*Aim*.
In the listing below, count each line containing "Clips" and answer with the count only.

Start Material for the task

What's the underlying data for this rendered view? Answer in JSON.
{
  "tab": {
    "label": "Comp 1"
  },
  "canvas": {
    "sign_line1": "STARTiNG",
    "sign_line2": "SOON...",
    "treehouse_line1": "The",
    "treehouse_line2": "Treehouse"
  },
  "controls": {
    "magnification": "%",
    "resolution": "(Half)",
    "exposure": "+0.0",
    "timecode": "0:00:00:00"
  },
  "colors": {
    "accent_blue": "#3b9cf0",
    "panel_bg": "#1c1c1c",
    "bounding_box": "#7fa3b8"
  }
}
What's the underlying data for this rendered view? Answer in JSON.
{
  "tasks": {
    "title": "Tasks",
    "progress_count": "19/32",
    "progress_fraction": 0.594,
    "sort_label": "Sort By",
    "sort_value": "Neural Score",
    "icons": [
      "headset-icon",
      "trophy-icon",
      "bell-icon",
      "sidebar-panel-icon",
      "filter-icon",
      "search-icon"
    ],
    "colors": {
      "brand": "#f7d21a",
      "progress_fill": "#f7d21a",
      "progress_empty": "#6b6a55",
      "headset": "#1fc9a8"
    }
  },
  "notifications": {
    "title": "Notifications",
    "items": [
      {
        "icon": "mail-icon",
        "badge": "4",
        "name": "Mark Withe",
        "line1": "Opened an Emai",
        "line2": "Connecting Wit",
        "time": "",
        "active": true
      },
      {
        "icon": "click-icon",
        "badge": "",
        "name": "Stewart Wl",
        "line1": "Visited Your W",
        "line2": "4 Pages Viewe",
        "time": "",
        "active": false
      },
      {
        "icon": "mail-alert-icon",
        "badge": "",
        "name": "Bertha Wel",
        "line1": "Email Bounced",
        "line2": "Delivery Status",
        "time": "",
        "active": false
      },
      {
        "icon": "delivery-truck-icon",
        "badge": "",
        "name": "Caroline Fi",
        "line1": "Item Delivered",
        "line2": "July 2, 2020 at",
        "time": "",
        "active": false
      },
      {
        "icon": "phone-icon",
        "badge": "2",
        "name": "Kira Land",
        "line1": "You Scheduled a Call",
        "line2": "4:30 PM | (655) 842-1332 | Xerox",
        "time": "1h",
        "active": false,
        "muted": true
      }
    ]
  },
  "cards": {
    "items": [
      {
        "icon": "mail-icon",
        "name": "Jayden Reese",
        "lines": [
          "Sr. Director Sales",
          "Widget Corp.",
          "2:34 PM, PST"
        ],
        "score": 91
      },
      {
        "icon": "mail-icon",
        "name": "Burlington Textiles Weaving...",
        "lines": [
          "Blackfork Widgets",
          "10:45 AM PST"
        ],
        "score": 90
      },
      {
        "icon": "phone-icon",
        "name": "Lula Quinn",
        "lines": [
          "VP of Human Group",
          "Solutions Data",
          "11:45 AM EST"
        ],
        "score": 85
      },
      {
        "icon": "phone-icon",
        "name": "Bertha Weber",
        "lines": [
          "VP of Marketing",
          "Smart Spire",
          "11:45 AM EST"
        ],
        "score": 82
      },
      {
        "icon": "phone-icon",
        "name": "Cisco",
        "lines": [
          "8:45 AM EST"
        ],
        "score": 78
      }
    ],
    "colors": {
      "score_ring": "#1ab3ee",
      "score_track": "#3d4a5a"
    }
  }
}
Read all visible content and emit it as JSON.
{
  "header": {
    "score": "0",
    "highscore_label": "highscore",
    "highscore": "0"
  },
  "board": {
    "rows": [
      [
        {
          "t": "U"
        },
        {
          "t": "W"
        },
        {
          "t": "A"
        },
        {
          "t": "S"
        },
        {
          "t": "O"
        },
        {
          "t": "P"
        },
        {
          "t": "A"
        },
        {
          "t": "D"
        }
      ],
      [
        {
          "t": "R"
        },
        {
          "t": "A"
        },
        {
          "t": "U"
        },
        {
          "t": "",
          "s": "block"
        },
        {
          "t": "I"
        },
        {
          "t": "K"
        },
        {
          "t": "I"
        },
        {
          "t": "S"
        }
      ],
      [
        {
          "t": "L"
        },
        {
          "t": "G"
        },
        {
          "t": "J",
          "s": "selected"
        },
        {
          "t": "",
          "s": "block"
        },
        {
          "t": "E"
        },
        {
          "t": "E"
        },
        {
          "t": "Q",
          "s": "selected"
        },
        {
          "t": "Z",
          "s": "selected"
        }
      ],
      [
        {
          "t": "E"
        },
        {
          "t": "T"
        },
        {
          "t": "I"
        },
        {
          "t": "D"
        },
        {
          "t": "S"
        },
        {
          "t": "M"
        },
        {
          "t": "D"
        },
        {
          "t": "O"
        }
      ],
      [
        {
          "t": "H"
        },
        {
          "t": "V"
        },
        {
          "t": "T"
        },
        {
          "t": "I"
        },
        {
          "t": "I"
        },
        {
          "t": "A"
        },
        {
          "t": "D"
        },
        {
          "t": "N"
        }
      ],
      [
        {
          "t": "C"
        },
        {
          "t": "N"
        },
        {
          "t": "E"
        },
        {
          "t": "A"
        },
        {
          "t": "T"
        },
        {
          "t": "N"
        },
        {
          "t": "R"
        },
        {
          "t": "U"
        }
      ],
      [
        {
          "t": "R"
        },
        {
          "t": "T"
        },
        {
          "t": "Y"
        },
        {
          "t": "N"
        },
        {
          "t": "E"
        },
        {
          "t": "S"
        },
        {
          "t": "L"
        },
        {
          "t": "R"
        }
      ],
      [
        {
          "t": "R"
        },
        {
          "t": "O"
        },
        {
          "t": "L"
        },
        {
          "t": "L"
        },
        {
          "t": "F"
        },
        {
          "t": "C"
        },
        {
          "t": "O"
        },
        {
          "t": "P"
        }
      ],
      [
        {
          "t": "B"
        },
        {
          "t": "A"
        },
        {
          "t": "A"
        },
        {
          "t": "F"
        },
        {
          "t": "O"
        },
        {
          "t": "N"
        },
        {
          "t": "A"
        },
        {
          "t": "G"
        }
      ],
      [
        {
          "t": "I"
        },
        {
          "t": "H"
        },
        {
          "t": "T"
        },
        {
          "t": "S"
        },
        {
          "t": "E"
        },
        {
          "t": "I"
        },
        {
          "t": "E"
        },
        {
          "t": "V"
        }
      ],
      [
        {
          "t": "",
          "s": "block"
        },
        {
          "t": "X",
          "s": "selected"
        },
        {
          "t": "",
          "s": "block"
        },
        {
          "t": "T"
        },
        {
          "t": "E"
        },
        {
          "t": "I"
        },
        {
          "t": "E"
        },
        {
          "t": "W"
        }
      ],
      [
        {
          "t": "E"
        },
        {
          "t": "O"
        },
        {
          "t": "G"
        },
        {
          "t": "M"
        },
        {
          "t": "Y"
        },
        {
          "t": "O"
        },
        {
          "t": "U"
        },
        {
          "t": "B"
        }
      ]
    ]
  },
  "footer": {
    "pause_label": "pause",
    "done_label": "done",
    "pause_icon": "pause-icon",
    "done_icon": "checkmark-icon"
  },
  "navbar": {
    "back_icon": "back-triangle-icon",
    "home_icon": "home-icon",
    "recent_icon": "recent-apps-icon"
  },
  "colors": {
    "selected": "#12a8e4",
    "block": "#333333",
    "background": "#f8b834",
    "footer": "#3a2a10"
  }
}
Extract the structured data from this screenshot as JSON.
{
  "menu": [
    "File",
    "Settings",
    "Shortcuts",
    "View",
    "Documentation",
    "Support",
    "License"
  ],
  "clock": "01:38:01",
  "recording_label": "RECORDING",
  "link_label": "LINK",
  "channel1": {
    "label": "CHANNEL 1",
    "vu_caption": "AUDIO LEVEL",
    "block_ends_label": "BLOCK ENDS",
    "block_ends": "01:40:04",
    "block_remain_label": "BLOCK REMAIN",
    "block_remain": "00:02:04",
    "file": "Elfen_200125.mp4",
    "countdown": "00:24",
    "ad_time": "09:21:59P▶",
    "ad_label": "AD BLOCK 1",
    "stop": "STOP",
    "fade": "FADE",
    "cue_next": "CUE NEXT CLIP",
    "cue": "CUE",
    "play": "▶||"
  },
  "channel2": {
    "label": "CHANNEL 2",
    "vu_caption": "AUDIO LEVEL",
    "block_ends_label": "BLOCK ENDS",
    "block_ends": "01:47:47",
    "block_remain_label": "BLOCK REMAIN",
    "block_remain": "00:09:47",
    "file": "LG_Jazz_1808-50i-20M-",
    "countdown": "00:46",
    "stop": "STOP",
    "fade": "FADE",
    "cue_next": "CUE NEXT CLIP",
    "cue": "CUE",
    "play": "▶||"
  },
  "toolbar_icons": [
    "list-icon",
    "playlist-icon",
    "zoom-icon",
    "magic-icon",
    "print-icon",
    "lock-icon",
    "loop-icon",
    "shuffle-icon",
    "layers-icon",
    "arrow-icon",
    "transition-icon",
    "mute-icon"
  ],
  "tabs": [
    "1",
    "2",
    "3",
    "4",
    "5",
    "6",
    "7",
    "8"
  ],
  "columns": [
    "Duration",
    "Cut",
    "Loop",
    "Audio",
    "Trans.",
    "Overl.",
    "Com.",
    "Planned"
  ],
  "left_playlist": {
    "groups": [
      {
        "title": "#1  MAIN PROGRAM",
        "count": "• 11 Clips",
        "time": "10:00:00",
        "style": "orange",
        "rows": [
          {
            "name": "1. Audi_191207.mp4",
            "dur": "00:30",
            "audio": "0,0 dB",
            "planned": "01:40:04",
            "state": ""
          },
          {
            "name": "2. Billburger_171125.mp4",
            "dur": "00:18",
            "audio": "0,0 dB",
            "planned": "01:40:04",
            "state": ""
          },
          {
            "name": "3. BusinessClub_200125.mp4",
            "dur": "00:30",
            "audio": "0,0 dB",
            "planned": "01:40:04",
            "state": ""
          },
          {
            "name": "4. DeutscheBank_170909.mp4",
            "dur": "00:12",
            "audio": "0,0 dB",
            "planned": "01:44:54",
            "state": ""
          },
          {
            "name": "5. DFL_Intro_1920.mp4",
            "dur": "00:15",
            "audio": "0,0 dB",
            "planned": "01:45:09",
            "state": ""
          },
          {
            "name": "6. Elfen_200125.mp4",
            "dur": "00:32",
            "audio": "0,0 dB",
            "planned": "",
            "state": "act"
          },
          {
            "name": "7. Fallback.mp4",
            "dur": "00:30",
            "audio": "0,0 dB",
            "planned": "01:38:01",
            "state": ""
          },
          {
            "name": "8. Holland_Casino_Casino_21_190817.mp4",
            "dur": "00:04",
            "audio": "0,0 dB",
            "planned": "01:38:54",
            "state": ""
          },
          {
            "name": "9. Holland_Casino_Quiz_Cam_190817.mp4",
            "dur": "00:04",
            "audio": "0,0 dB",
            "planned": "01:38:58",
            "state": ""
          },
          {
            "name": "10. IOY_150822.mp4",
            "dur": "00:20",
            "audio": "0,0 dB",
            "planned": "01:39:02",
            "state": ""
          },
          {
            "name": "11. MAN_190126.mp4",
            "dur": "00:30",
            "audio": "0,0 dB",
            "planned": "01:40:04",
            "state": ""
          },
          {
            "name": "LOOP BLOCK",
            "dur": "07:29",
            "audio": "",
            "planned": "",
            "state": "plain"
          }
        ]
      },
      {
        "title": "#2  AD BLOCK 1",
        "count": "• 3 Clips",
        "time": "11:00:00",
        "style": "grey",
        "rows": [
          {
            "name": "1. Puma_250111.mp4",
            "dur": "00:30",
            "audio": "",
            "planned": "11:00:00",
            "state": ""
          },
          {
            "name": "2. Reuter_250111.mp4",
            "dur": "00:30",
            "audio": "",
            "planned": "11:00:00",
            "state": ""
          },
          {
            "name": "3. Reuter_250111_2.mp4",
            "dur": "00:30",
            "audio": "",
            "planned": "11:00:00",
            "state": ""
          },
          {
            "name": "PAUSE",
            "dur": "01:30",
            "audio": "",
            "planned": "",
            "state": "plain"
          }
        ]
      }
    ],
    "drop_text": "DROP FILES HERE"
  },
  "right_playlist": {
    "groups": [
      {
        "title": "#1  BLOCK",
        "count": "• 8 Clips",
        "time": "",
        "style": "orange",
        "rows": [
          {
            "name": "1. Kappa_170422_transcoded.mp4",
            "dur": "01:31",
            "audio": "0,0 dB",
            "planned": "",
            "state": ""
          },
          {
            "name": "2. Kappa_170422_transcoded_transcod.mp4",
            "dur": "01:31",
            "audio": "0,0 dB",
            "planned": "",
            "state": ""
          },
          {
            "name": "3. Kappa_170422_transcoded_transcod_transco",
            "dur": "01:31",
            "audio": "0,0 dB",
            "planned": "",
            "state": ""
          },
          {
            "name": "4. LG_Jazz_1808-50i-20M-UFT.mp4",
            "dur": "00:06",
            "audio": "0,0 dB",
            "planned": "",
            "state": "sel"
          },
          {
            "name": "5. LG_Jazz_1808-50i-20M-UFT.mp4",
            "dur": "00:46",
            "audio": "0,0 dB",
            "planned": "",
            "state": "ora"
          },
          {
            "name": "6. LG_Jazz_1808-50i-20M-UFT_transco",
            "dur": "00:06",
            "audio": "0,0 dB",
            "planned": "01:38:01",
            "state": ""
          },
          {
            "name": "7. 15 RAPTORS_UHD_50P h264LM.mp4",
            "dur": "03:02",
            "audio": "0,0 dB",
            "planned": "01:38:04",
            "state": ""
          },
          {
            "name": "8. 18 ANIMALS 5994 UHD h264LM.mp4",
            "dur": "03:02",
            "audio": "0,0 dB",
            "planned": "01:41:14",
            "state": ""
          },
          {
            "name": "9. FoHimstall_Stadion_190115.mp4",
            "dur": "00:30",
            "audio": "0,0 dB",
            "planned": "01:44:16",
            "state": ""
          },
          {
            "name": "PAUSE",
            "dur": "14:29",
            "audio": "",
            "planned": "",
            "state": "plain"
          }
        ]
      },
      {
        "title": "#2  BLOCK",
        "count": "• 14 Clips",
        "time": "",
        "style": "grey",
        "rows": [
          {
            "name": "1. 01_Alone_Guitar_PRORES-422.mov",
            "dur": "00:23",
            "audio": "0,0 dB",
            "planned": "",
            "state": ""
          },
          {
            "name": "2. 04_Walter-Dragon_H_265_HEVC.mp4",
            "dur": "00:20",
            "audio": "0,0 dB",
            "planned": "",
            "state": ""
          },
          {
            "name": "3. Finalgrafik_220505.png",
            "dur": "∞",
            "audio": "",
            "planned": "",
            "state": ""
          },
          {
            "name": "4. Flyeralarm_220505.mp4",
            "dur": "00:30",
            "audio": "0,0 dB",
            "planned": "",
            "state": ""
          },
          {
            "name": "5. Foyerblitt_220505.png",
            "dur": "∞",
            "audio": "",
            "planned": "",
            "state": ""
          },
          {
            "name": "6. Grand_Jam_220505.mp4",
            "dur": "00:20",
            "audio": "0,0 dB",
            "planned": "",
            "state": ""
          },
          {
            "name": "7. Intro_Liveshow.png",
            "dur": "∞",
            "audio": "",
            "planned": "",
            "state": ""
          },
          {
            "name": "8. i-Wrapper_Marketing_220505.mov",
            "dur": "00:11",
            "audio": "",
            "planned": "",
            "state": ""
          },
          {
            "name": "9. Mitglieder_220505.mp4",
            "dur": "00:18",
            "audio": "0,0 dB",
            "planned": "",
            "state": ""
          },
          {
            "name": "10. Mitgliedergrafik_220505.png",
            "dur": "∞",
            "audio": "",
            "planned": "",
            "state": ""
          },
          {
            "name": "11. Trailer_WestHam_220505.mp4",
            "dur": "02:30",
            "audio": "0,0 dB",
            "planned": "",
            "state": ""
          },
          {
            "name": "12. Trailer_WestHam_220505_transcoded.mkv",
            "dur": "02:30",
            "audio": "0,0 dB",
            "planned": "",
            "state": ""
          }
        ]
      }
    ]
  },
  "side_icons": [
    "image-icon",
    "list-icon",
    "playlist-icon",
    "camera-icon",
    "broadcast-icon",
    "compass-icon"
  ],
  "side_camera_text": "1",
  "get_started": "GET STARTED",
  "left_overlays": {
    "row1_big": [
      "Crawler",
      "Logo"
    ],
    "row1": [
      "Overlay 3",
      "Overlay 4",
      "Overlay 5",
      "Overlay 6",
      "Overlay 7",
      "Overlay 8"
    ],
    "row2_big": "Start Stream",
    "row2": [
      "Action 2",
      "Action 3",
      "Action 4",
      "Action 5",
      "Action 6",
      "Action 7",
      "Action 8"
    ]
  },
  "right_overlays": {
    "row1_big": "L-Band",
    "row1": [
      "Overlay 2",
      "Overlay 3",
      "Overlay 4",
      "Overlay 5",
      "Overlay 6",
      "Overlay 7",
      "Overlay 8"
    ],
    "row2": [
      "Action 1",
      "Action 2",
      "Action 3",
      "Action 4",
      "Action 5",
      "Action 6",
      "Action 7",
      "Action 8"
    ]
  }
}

End Material for the task

*Response*.
4